What you have to do: Lines containing the string "beriman" are to be counted. Write only how many there are.
::::
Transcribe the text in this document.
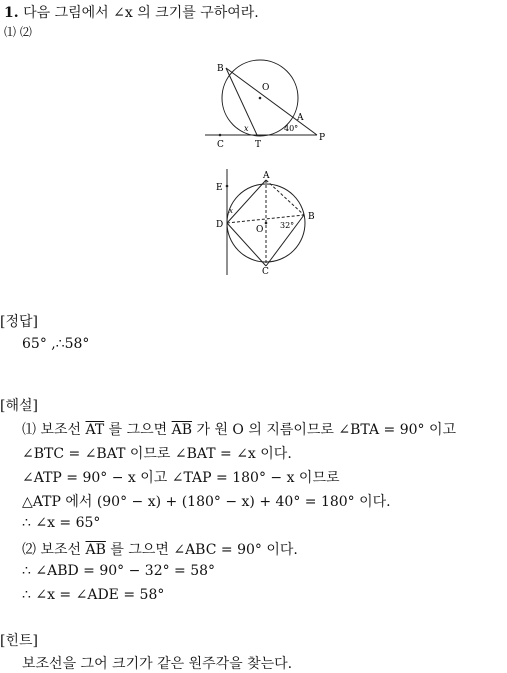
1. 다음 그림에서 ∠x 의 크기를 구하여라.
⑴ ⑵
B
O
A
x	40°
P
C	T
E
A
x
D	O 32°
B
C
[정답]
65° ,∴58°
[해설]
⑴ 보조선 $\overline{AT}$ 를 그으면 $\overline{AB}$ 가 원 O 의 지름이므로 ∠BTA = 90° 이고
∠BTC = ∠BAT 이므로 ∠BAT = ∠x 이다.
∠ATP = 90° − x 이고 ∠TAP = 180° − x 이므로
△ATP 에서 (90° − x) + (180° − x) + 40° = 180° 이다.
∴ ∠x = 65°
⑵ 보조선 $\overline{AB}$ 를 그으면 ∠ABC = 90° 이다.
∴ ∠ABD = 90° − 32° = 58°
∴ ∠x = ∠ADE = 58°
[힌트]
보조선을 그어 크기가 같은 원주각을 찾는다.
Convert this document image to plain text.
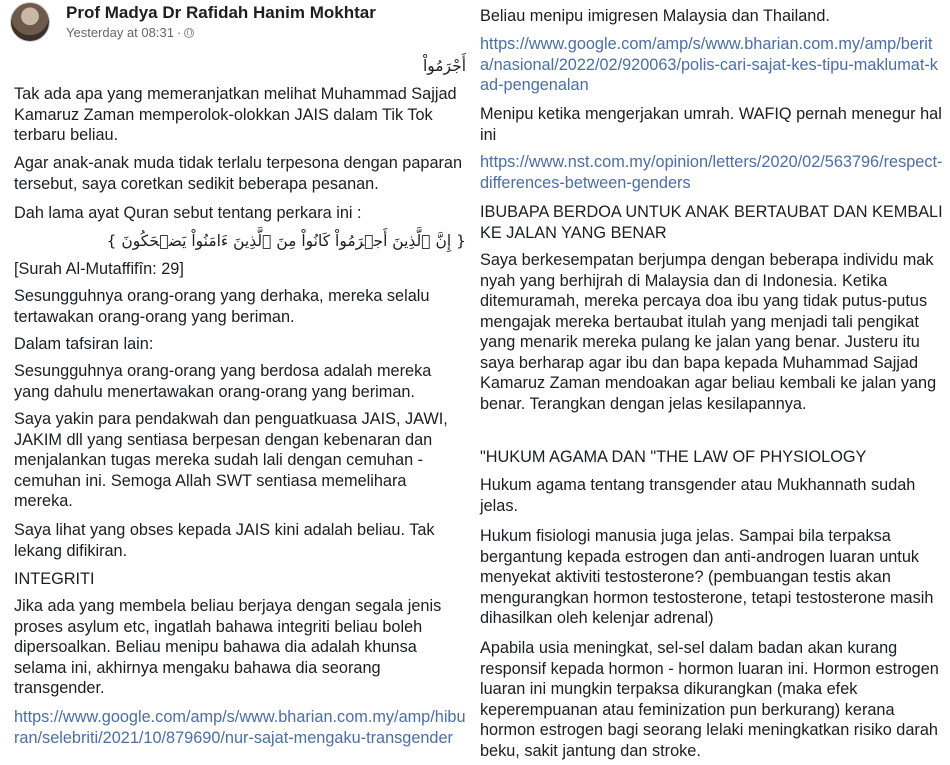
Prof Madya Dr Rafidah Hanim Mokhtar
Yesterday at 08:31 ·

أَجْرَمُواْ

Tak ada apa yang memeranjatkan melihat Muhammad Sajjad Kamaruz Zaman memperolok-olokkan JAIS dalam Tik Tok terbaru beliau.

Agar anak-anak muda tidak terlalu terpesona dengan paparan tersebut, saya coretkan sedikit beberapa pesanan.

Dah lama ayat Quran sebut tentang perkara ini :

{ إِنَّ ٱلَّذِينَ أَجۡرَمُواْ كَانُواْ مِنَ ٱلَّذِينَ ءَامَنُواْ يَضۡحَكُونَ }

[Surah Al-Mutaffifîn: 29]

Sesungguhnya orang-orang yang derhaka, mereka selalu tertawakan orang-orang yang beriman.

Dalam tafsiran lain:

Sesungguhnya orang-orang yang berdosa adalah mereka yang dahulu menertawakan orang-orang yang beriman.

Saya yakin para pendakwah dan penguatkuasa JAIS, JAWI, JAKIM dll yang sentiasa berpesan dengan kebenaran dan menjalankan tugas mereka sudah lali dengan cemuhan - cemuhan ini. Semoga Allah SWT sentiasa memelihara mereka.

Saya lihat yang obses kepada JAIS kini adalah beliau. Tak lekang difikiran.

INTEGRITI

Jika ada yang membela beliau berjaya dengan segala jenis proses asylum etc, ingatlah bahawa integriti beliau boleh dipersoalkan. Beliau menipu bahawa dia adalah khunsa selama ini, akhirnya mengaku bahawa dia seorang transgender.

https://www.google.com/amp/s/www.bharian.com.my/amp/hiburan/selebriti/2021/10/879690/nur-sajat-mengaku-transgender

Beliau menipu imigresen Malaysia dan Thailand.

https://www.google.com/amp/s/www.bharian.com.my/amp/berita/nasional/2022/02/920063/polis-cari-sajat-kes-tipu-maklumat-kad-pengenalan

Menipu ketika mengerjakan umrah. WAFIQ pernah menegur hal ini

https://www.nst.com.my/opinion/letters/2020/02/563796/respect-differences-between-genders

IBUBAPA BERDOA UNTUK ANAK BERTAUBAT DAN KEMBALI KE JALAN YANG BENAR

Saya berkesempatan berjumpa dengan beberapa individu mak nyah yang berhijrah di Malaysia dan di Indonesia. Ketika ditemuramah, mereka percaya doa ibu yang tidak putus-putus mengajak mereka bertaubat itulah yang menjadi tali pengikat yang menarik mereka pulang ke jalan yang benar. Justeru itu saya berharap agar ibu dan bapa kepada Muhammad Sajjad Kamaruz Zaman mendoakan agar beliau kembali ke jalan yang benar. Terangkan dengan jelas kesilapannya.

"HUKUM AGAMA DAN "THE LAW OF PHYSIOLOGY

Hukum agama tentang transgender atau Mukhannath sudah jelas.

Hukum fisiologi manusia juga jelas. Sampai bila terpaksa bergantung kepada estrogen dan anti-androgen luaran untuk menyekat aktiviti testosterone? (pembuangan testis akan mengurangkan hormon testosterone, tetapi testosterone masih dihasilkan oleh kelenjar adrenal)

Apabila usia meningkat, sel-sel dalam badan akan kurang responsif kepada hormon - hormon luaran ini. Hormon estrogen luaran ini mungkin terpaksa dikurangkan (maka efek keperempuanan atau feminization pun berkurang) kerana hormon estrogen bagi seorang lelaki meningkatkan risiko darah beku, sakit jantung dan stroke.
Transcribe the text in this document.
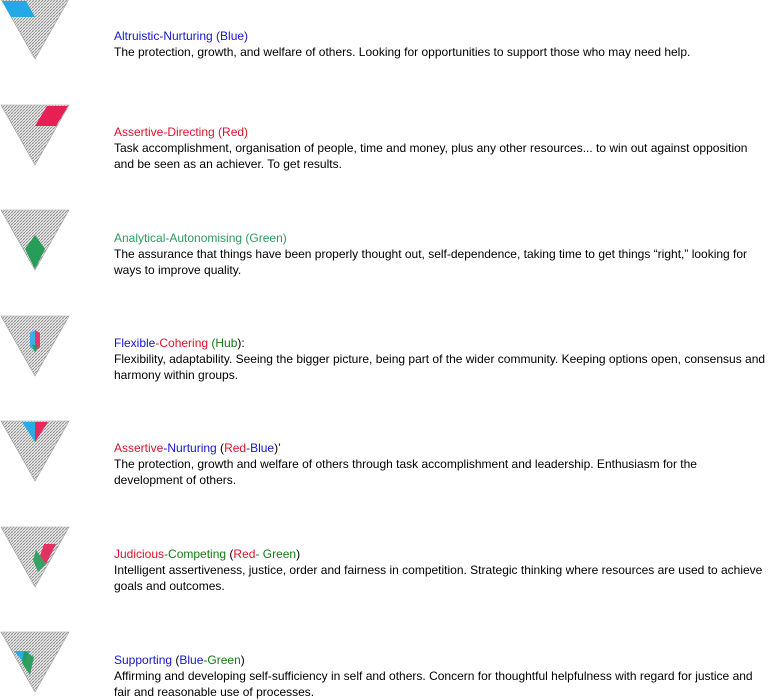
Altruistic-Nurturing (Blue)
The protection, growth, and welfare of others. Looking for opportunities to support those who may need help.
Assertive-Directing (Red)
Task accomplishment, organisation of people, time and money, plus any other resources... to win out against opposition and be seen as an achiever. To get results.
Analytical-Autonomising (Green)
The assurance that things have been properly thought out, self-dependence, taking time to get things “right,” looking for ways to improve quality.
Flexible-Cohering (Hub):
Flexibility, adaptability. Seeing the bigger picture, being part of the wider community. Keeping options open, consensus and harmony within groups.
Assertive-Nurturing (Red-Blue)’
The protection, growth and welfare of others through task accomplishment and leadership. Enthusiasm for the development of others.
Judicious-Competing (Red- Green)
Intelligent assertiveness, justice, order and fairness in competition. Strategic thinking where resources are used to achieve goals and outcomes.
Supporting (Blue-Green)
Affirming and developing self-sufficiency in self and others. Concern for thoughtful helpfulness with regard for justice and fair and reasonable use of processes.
::::
Response to the exercise: 2